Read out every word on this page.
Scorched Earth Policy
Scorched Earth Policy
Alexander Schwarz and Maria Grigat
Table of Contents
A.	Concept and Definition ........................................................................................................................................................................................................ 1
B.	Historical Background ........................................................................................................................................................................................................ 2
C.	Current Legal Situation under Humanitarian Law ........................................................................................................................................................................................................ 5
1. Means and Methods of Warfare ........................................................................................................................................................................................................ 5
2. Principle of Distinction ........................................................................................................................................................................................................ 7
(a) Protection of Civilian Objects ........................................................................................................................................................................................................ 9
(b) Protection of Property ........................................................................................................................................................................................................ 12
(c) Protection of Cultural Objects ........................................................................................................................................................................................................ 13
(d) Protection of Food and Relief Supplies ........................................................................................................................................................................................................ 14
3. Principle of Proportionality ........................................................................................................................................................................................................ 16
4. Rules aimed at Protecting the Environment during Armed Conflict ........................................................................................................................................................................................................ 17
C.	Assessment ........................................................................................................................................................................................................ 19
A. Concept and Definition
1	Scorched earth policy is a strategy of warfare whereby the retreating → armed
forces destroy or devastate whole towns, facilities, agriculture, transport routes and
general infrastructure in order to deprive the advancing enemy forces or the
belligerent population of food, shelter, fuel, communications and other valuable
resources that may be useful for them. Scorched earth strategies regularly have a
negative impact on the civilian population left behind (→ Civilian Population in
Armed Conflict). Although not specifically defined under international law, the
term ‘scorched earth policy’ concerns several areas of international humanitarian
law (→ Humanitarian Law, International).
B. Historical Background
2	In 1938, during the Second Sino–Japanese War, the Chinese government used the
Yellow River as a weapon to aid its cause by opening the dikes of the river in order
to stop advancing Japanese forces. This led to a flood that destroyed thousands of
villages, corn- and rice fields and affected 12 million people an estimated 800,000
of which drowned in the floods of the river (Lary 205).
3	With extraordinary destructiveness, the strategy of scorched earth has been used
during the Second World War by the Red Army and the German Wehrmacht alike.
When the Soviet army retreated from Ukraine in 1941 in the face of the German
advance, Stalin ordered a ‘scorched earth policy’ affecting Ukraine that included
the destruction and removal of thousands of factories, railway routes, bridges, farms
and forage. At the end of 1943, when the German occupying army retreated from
..............................
# [Task to complete]
The entries above should be repeated exactly, every one of them.

# [Finished task]
Read out every word on this page.
Scorched Earth Policy
Scorched Earth Policy
Alexander Schwarz and Maria Grigat
Table of Contents
A.	Concept and Definition ........................................................................................................................................................................................................ 1
B.	Historical Background ........................................................................................................................................................................................................ 2
C.	Current Legal Situation under Humanitarian Law ........................................................................................................................................................................................................ 5
1. Means and Methods of Warfare ........................................................................................................................................................................................................ 5
2. Principle of Distinction ........................................................................................................................................................................................................ 7
(a) Protection of Civilian Objects ........................................................................................................................................................................................................ 9
(b) Protection of Property ........................................................................................................................................................................................................ 12
(c) Protection of Cultural Objects ........................................................................................................................................................................................................ 13
(d) Protection of Food and Relief Supplies ........................................................................................................................................................................................................ 14
3. Principle of Proportionality ........................................................................................................................................................................................................ 16
4. Rules aimed at Protecting the Environment during Armed Conflict ........................................................................................................................................................................................................ 17
C.	Assessment ........................................................................................................................................................................................................ 19
A. Concept and Definition
1	Scorched earth policy is a strategy of warfare whereby the retreating → armed
forces destroy or devastate whole towns, facilities, agriculture, transport routes and
general infrastructure in order to deprive the advancing enemy forces or the
belligerent population of food, shelter, fuel, communications and other valuable
resources that may be useful for them. Scorched earth strategies regularly have a
negative impact on the civilian population left behind (→ Civilian Population in
Armed Conflict). Although not specifically defined under international law, the
term ‘scorched earth policy’ concerns several areas of international humanitarian
law (→ Humanitarian Law, International).
B. Historical Background
2	In 1938, during the Second Sino–Japanese War, the Chinese government used the
Yellow River as a weapon to aid its cause by opening the dikes of the river in order
to stop advancing Japanese forces. This led to a flood that destroyed thousands of
villages, corn- and rice fields and affected 12 million people an estimated 800,000
of which drowned in the floods of the river (Lary 205).
3	With extraordinary destructiveness, the strategy of scorched earth has been used
during the Second World War by the Red Army and the German Wehrmacht alike.
When the Soviet army retreated from Ukraine in 1941 in the face of the German
advance, Stalin ordered a ‘scorched earth policy’ affecting Ukraine that included
the destruction and removal of thousands of factories, railway routes, bridges, farms
and forage. At the end of 1943, when the German occupying army retreated from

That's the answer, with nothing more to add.